**What to work on**
Transcribe the full listing exactly, and drop every picture.

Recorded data
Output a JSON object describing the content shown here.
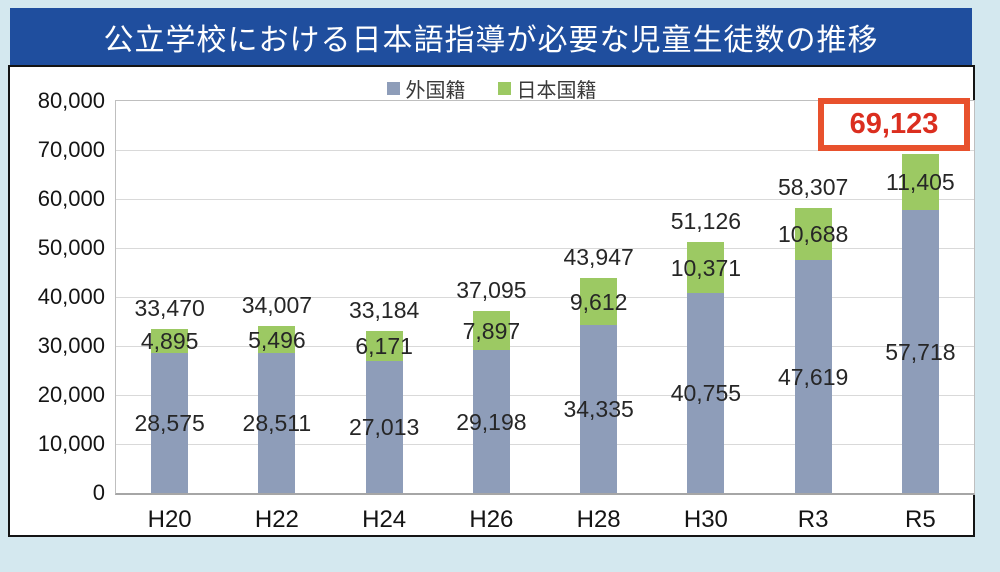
{
  "title": {
    "text": "公立学校における日本語指導が必要な児童生徒数の推移"
  },
  "colors": {
    "page_background": "#D4E8EF",
    "banner_background": "#1F4E9E",
    "banner_text": "#FFFFFF",
    "panel_border": "#141414",
    "gridline": "#D9D9D9",
    "axis_line": "#A6A6A6",
    "label_text": "#262626"
  },
  "chart_data": {
    "type": "bar",
    "stacked": true,
    "title": "公立学校における日本語指導が必要な児童生徒数の推移",
    "categories": [
      "H20",
      "H22",
      "H24",
      "H26",
      "H28",
      "H30",
      "R3",
      "R5"
    ],
    "series": [
      {
        "name": "外国籍",
        "key": "foreign-nationality",
        "color": "#8E9DB9",
        "values": [
          28575,
          28511,
          27013,
          29198,
          34335,
          40755,
          47619,
          57718
        ],
        "value_labels": [
          "28,575",
          "28,511",
          "27,013",
          "29,198",
          "34,335",
          "40,755",
          "47,619",
          "57,718"
        ]
      },
      {
        "name": "日本国籍",
        "key": "japanese-nationality",
        "color": "#9CC963",
        "values": [
          4895,
          5496,
          6171,
          7897,
          9612,
          10371,
          10688,
          11405
        ],
        "value_labels": [
          "4,895",
          "5,496",
          "6,171",
          "7,897",
          "9,612",
          "10,371",
          "10,688",
          "11,405"
        ]
      }
    ],
    "totals": [
      33470,
      34007,
      33184,
      37095,
      43947,
      51126,
      58307,
      69123
    ],
    "total_labels": [
      "33,470",
      "34,007",
      "33,184",
      "37,095",
      "43,947",
      "51,126",
      "58,307",
      "69,123"
    ],
    "highlight": {
      "category": "R5",
      "category_index": 7,
      "value": 69123,
      "value_label": "69,123",
      "border_color": "#E8512D",
      "text_color": "#DB2E1F"
    },
    "ylim": [
      0,
      80000
    ],
    "ytick_interval": 10000,
    "yticks": [
      "80,000",
      "70,000",
      "60,000",
      "50,000",
      "40,000",
      "30,000",
      "20,000",
      "10,000",
      "0"
    ],
    "grid": true,
    "legend_position": "top"
  }
}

**Response**
Output a JSON object describing the content shown here.
{
  "title": {
    "text": "公立学校における日本語指導が必要な児童生徒数の推移"
  },
  "colors": {
    "page_background": "#D4E8EF",
    "banner_background": "#1F4E9E",
    "banner_text": "#FFFFFF",
    "panel_border": "#141414",
    "gridline": "#D9D9D9",
    "axis_line": "#A6A6A6",
    "label_text": "#262626"
  },
  "chart_data": {
    "type": "bar",
    "stacked": true,
    "title": "公立学校における日本語指導が必要な児童生徒数の推移",
    "categories": [
      "H20",
      "H22",
      "H24",
      "H26",
      "H28",
      "H30",
      "R3",
      "R5"
    ],
    "series": [
      {
        "name": "外国籍",
        "key": "foreign-nationality",
        "color": "#8E9DB9",
        "values": [
          28575,
          28511,
          27013,
          29198,
          34335,
          40755,
          47619,
          57718
        ],
        "value_labels": [
          "28,575",
          "28,511",
          "27,013",
          "29,198",
          "34,335",
          "40,755",
          "47,619",
          "57,718"
        ]
      },
      {
        "name": "日本国籍",
        "key": "japanese-nationality",
        "color": "#9CC963",
        "values": [
          4895,
          5496,
          6171,
          7897,
          9612,
          10371,
          10688,
          11405
        ],
        "value_labels": [
          "4,895",
          "5,496",
          "6,171",
          "7,897",
          "9,612",
          "10,371",
          "10,688",
          "11,405"
        ]
      }
    ],
    "totals": [
      33470,
      34007,
      33184,
      37095,
      43947,
      51126,
      58307,
      69123
    ],
    "total_labels": [
      "33,470",
      "34,007",
      "33,184",
      "37,095",
      "43,947",
      "51,126",
      "58,307",
      "69,123"
    ],
    "highlight": {
      "category": "R5",
      "category_index": 7,
      "value": 69123,
      "value_label": "69,123",
      "border_color": "#E8512D",
      "text_color": "#DB2E1F"
    },
    "ylim": [
      0,
      80000
    ],
    "ytick_interval": 10000,
    "yticks": [
      "80,000",
      "70,000",
      "60,000",
      "50,000",
      "40,000",
      "30,000",
      "20,000",
      "10,000",
      "0"
    ],
    "grid": true,
    "legend_position": "top"
  }
}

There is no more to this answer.